__What you are asked to do__: From the line containing "Output the text content of this document." to the very last line, repeat everything exactly and add nothing else. Skip the pictures.

__Material for this exercise__:
####
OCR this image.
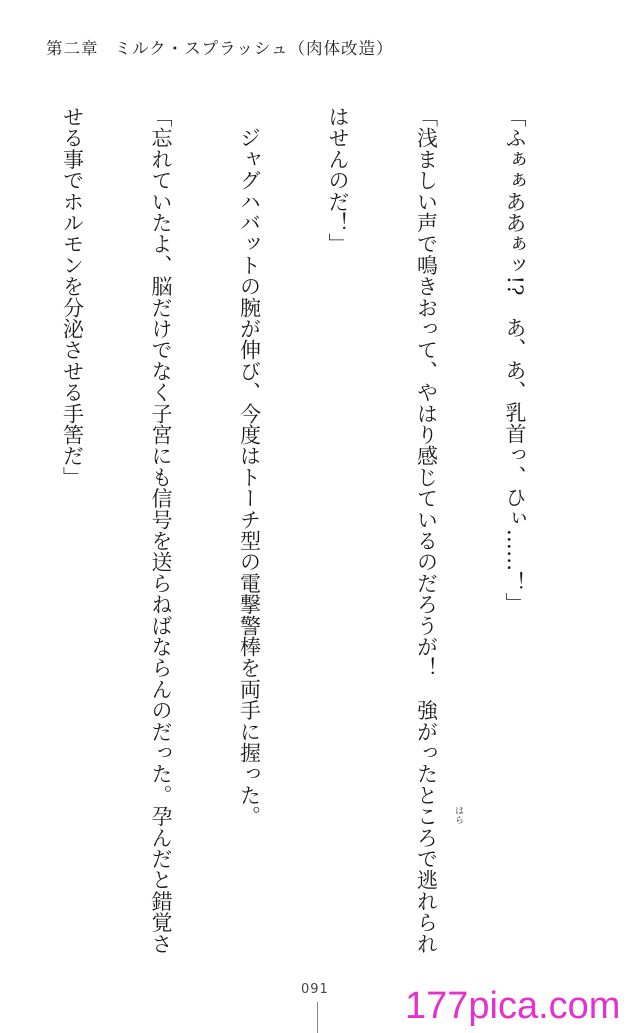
第二章 ミルク・スプラッシュ（肉体改造）

「ふぁぁああぁッ!?　あ、あ、乳首っ、ひぃ……！」

「浅ましい声で鳴きおって、やはり感じているのだろうが！　強がったところで逃れられ

はせんのだ！」

　ジャグハバットの腕が伸び、今度はトーチ型の電撃警棒を両手に握った。

「忘れていたよ、脳だけでなく子宮にも信号を送らねばならんのだった。孕んだと錯覚さ

せる事でホルモンを分泌させる手筈だ」

はら
091 177pica.com
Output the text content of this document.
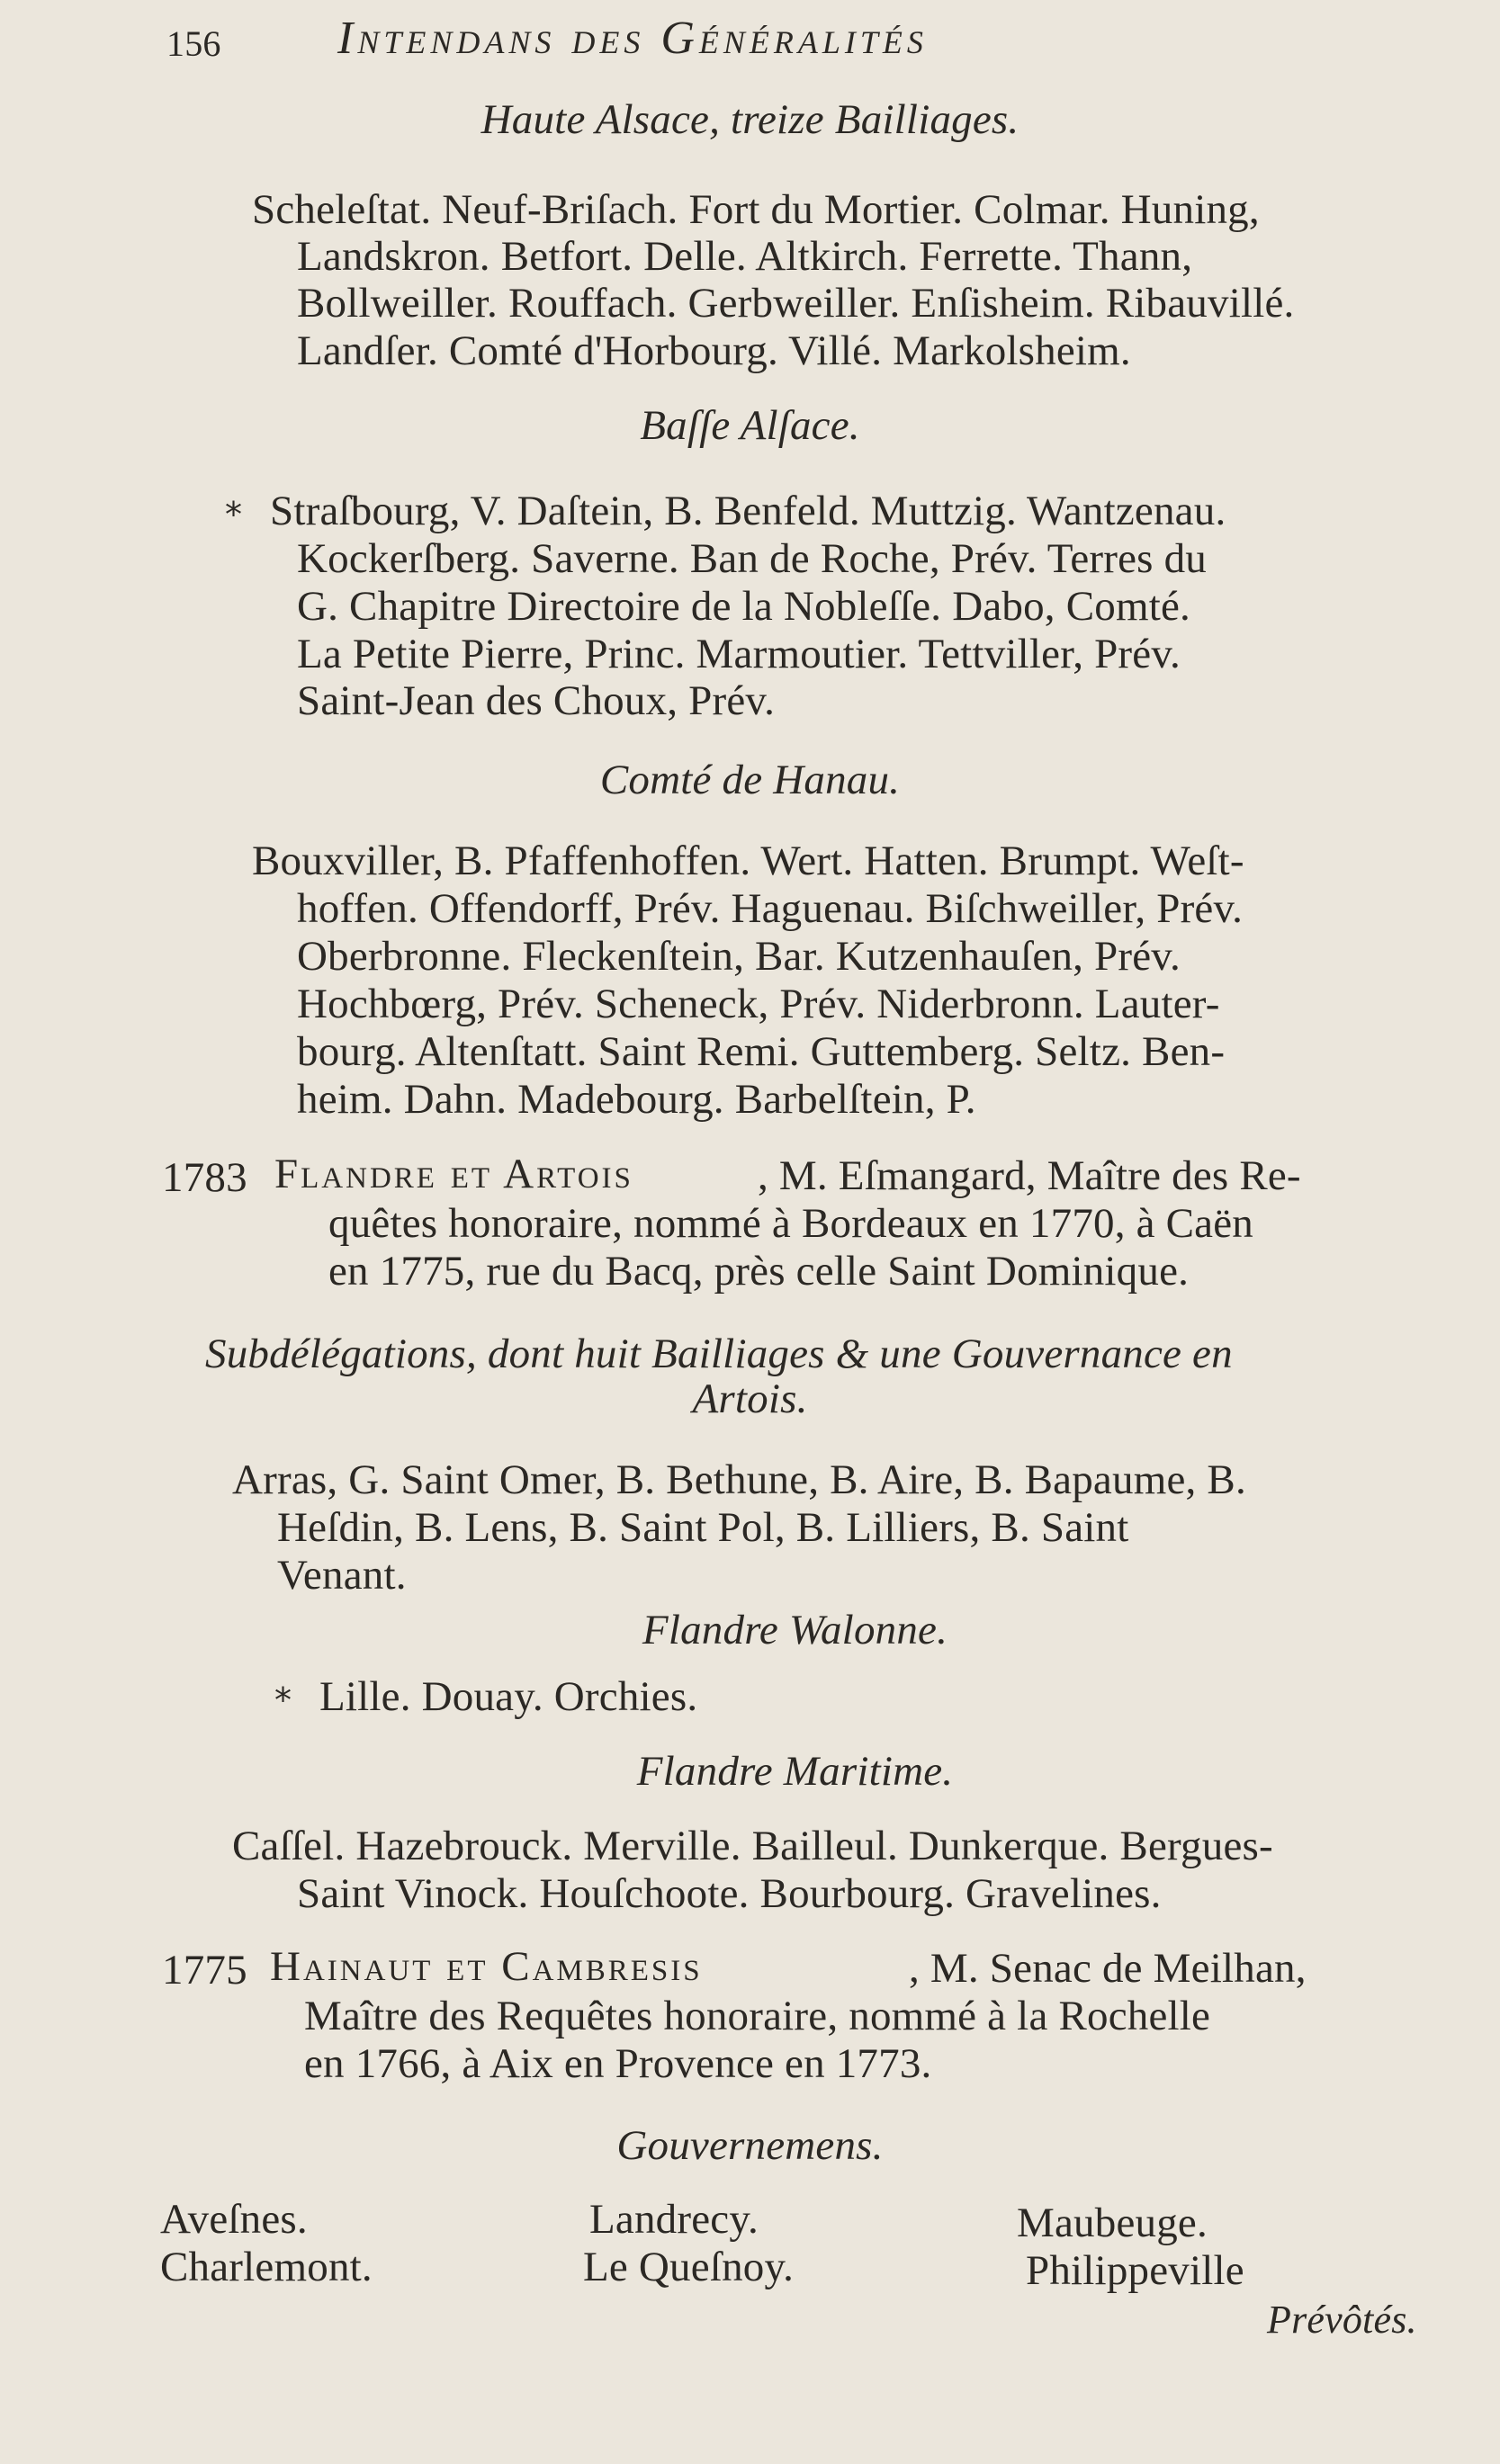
156 Intendans des Généralités
Haute Alsace, treize Bailliages.
Scheleſtat. Neuf-Briſach. Fort du Mortier. Colmar. Huning,
Landskron. Betfort. Delle. Altkirch. Ferrette. Thann,
Bollweiller. Rouffach. Gerbweiller. Enſisheim. Ribauvillé.
Landſer. Comté d'Horbourg. Villé. Markolsheim.
Baſſe Alſace.
* Straſbourg, V. Daſtein, B. Benfeld. Muttzig. Wantzenau.
Kockerſberg. Saverne. Ban de Roche, Prév. Terres du
G. Chapitre Directoire de la Nobleſſe. Dabo, Comté.
La Petite Pierre, Princ. Marmoutier. Tettviller, Prév.
Saint-Jean des Choux, Prév.
Comté de Hanau.
Bouxviller, B. Pfaffenhoffen. Wert. Hatten. Brumpt. Weſt-
hoffen. Offendorff, Prév. Haguenau. Biſchweiller, Prév.
Oberbronne. Fleckenſtein, Bar. Kutzenhauſen, Prév.
Hochbœrg, Prév. Scheneck, Prév. Niderbronn. Lauter-
bourg. Altenſtatt. Saint Remi. Guttemberg. Seltz. Ben-
heim. Dahn. Madebourg. Barbelſtein, P.
1783 Flandre et Artois	, M. Eſmangard, Maître des Re-
quêtes honoraire, nommé à Bordeaux en 1770, à Caën
en 1775, rue du Bacq, près celle Saint Dominique.
Subdélégations, dont huit Bailliages & une Gouvernance en
Artois.
Arras, G. Saint Omer, B. Bethune, B. Aire, B. Bapaume, B.
Heſdin, B. Lens, B. Saint Pol, B. Lilliers, B. Saint
Venant.
Flandre Walonne.
* Lille. Douay. Orchies.
Flandre Maritime.
Caſſel. Hazebrouck. Merville. Bailleul. Dunkerque. Bergues-
Saint Vinock. Houſchoote. Bourbourg. Gravelines.
1775 Hainaut et Cambresis	, M. Senac de Meilhan,
Maître des Requêtes honoraire, nommé à la Rochelle
en 1766, à Aix en Provence en 1773.
Gouvernemens.
Aveſnes.
Charlemont.
Landrecy.
Le Queſnoy.
Maubeuge.
Philippeville
Prévôtés.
####
__In response__:
Output the text content of this document.
156 Intendans des Généralités
Haute Alsace, treize Bailliages.
Scheleſtat. Neuf-Briſach. Fort du Mortier. Colmar. Huning,
Landskron. Betfort. Delle. Altkirch. Ferrette. Thann,
Bollweiller. Rouffach. Gerbweiller. Enſisheim. Ribauvillé.
Landſer. Comté d'Horbourg. Villé. Markolsheim.
Baſſe Alſace.
* Straſbourg, V. Daſtein, B. Benfeld. Muttzig. Wantzenau.
Kockerſberg. Saverne. Ban de Roche, Prév. Terres du
G. Chapitre Directoire de la Nobleſſe. Dabo, Comté.
La Petite Pierre, Princ. Marmoutier. Tettviller, Prév.
Saint-Jean des Choux, Prév.
Comté de Hanau.
Bouxviller, B. Pfaffenhoffen. Wert. Hatten. Brumpt. Weſt-
hoffen. Offendorff, Prév. Haguenau. Biſchweiller, Prév.
Oberbronne. Fleckenſtein, Bar. Kutzenhauſen, Prév.
Hochbœrg, Prév. Scheneck, Prév. Niderbronn. Lauter-
bourg. Altenſtatt. Saint Remi. Guttemberg. Seltz. Ben-
heim. Dahn. Madebourg. Barbelſtein, P.
1783 Flandre et Artois	, M. Eſmangard, Maître des Re-
quêtes honoraire, nommé à Bordeaux en 1770, à Caën
en 1775, rue du Bacq, près celle Saint Dominique.
Subdélégations, dont huit Bailliages & une Gouvernance en
Artois.
Arras, G. Saint Omer, B. Bethune, B. Aire, B. Bapaume, B.
Heſdin, B. Lens, B. Saint Pol, B. Lilliers, B. Saint
Venant.
Flandre Walonne.
* Lille. Douay. Orchies.
Flandre Maritime.
Caſſel. Hazebrouck. Merville. Bailleul. Dunkerque. Bergues-
Saint Vinock. Houſchoote. Bourbourg. Gravelines.
1775 Hainaut et Cambresis	, M. Senac de Meilhan,
Maître des Requêtes honoraire, nommé à la Rochelle
en 1766, à Aix en Provence en 1773.
Gouvernemens.
Aveſnes.
Charlemont.
Landrecy.
Le Queſnoy.
Maubeuge.
Philippeville
Prévôtés.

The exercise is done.